--- WHAT TO PRODUCE ---
Keyword search on "your": report each line of the records that contains it.

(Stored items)
··········

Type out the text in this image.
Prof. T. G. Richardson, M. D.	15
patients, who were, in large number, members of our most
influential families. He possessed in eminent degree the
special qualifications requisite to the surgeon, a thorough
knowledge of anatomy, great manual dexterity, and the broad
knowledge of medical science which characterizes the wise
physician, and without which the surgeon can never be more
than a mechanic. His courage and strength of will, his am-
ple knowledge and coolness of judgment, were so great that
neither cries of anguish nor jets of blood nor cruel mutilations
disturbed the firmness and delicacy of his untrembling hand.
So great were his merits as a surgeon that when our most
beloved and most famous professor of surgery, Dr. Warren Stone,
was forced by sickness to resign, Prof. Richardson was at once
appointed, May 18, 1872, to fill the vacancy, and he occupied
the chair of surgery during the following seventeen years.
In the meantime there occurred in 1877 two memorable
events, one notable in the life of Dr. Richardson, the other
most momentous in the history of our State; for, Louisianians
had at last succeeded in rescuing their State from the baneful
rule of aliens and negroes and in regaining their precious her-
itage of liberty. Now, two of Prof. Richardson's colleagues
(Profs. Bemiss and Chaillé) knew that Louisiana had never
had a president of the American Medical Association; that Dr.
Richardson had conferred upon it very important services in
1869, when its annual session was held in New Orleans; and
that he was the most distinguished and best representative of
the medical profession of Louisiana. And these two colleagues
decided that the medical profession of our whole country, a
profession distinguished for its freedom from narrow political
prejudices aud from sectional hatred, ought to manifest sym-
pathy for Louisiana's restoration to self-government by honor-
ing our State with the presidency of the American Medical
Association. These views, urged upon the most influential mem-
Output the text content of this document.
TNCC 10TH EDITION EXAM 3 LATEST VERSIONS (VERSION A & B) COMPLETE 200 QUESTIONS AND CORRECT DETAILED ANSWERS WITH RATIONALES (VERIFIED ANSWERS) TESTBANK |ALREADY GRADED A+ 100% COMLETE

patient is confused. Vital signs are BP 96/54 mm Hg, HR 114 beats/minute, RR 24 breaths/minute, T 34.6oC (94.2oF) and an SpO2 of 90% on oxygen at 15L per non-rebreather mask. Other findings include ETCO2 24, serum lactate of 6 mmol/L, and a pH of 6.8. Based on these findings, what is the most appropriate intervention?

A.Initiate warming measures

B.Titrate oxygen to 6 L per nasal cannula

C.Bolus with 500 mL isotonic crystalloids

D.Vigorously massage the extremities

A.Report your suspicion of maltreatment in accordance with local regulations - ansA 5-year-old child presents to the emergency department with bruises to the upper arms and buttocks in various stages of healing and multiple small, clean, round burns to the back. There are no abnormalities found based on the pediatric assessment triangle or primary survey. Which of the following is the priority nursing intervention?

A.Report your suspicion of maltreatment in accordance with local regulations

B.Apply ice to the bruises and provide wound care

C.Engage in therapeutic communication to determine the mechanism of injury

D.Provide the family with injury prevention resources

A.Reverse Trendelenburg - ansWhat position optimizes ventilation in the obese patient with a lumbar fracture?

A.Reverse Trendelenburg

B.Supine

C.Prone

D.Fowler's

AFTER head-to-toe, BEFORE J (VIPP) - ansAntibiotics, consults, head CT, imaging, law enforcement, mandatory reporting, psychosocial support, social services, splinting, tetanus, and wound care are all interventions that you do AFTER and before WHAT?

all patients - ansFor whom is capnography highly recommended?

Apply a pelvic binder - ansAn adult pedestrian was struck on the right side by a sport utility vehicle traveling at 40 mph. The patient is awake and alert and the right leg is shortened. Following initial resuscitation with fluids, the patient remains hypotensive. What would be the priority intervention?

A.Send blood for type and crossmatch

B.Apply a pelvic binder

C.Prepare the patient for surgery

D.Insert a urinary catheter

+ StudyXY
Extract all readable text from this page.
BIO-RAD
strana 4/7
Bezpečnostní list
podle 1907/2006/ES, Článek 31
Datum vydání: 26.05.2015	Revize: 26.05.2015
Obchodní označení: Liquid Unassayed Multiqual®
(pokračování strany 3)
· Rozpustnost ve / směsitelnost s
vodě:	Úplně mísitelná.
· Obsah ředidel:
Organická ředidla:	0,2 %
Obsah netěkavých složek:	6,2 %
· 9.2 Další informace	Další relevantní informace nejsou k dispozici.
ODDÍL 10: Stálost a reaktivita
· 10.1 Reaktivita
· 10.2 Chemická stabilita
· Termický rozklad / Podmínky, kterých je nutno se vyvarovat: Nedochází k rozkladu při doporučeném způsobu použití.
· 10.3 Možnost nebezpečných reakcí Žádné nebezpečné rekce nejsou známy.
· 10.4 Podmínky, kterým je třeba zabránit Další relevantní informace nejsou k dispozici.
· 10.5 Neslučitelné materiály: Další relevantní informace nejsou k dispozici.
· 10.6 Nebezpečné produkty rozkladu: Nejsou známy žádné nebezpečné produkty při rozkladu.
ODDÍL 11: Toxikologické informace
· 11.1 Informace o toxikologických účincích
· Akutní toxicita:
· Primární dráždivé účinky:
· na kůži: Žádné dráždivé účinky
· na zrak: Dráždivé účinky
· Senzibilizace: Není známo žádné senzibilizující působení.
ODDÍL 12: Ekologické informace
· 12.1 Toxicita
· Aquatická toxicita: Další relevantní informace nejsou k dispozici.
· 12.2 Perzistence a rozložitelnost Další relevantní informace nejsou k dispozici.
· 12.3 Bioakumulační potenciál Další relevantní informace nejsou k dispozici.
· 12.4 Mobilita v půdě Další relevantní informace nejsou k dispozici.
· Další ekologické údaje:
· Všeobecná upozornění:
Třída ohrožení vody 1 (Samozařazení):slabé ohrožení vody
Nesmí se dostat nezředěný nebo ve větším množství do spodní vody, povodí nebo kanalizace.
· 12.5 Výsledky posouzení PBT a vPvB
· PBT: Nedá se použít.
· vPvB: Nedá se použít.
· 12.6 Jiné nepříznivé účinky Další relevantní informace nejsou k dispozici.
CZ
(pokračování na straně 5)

··········

--- RESULT OF THIS EXERCISE ---
A.Report your suspicion of maltreatment in accordance with local regulations - ansA 5-year-old child presents to the emergency department with bruises to the upper arms and buttocks in various stages of healing and multiple small, clean, round burns to the back. There are no abnormalities found based on the pediatric assessment triangle or primary survey. Which of the following is the priority nursing intervention?
A.Report your suspicion of maltreatment in accordance with local regulations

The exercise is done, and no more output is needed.